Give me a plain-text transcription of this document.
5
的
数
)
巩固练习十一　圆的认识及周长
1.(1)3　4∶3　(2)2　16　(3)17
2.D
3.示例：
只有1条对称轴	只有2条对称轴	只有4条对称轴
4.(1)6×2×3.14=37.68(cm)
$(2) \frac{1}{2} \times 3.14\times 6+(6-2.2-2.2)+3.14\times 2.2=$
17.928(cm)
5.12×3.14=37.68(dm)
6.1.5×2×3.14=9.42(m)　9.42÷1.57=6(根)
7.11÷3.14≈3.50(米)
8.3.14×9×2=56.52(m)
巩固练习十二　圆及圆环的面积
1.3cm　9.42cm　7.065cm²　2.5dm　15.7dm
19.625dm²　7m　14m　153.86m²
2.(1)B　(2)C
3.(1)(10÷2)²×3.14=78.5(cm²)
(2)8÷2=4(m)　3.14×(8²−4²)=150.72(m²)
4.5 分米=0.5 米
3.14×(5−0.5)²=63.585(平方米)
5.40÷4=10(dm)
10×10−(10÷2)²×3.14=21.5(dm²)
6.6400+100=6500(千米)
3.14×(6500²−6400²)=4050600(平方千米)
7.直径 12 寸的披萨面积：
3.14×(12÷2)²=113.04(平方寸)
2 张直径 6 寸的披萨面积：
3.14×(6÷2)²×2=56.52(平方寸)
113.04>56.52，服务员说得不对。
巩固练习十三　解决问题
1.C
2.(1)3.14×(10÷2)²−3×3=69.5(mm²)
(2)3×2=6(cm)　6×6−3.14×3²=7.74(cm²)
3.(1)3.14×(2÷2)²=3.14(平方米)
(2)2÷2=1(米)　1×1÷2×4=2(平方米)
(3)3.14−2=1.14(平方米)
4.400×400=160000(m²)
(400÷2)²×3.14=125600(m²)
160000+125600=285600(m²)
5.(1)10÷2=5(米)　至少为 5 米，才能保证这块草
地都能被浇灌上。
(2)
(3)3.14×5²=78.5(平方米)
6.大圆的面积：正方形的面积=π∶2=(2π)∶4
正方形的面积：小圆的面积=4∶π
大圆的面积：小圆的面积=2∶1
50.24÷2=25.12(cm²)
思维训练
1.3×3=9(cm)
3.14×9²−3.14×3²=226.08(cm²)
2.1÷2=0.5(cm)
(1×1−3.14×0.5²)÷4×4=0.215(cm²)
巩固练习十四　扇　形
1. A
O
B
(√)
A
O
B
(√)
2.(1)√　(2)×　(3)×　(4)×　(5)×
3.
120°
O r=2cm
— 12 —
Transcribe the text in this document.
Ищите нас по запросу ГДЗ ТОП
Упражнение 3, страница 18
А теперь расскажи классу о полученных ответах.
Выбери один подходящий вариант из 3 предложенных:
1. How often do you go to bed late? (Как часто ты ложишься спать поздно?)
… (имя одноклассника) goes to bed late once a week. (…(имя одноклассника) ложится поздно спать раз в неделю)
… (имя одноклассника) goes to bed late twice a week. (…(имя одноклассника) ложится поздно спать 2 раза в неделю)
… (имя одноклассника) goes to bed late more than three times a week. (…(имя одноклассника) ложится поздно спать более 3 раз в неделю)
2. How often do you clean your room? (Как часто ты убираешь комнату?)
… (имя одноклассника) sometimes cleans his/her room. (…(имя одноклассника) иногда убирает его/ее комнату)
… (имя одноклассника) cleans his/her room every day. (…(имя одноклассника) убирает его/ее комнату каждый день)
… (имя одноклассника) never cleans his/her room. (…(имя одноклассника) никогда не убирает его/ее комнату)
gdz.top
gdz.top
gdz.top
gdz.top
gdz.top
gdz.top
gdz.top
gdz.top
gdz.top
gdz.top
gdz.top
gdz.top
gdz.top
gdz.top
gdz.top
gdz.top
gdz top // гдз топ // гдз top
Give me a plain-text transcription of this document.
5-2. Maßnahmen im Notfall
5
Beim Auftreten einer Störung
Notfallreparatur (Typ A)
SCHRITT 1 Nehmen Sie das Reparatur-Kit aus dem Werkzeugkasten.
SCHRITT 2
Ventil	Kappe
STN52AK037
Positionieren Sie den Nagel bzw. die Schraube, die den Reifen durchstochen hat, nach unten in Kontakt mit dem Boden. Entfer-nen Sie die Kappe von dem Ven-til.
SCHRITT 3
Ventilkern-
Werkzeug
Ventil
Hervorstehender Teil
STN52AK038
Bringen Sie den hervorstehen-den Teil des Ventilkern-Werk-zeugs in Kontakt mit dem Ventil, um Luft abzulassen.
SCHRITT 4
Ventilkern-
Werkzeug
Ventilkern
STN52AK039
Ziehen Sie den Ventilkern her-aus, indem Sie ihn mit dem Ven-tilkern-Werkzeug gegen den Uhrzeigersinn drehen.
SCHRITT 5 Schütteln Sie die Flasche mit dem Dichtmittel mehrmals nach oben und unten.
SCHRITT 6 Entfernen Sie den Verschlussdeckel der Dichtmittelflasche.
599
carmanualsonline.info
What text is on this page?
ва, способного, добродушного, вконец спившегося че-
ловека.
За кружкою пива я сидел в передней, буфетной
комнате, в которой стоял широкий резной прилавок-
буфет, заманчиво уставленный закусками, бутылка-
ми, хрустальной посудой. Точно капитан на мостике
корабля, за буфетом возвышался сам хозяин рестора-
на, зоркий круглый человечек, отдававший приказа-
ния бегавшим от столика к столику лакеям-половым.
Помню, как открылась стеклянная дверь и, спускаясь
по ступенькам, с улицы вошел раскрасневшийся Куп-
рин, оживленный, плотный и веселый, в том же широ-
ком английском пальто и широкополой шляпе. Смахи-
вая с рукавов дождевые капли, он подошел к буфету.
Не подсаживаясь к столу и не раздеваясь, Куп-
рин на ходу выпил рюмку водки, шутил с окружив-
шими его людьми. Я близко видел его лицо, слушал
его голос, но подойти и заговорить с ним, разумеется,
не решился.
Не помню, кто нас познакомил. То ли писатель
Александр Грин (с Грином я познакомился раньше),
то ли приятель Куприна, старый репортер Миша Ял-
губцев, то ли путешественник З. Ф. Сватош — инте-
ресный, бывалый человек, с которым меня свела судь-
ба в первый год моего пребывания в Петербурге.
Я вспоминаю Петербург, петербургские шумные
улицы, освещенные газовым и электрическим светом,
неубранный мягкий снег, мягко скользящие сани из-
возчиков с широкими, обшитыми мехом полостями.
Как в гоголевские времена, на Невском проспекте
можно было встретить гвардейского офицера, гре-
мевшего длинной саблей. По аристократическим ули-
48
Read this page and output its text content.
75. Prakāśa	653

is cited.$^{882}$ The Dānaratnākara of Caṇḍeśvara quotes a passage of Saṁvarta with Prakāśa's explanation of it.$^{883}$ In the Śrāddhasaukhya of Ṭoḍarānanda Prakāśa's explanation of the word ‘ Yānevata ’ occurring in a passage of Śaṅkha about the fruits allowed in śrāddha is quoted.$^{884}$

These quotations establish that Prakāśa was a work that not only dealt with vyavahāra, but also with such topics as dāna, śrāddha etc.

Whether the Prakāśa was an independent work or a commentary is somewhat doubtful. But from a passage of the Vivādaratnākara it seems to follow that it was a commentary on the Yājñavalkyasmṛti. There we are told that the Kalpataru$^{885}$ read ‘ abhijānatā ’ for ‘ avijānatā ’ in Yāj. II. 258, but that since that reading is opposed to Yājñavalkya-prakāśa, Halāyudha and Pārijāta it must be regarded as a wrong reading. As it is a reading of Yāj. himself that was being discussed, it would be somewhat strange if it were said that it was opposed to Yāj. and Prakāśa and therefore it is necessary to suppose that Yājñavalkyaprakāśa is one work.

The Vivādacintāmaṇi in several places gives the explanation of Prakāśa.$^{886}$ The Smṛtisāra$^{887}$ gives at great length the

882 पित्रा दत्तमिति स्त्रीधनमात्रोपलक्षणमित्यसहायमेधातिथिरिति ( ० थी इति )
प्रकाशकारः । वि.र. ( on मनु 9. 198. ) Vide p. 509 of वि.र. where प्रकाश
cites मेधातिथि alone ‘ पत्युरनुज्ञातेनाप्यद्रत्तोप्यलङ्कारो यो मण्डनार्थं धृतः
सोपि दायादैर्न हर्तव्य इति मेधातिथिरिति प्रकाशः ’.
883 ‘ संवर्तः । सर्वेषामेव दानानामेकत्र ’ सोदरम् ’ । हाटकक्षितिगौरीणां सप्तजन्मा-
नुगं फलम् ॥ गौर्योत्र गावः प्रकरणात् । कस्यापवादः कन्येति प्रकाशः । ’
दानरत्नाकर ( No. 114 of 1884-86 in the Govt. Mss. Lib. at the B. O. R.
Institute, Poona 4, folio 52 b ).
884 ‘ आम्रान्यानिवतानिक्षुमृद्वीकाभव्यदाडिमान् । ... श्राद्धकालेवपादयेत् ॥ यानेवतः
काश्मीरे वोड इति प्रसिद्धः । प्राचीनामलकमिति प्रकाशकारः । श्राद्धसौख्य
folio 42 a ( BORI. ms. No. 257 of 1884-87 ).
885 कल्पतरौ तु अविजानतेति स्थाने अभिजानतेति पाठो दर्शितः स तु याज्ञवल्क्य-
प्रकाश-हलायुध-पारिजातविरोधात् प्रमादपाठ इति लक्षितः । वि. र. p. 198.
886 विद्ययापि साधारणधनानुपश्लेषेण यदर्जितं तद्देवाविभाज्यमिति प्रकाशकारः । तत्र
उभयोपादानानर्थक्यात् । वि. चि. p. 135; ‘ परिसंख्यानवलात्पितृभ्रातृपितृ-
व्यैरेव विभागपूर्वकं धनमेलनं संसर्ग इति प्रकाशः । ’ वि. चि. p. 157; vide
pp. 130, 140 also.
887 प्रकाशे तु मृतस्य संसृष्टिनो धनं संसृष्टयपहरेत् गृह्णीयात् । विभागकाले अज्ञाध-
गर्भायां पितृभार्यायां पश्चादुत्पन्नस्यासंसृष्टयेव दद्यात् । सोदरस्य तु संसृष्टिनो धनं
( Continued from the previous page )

•••••

- **Task objective**
In how many lines of the data does the string "page" appear? Give only the number.

- **The output**
3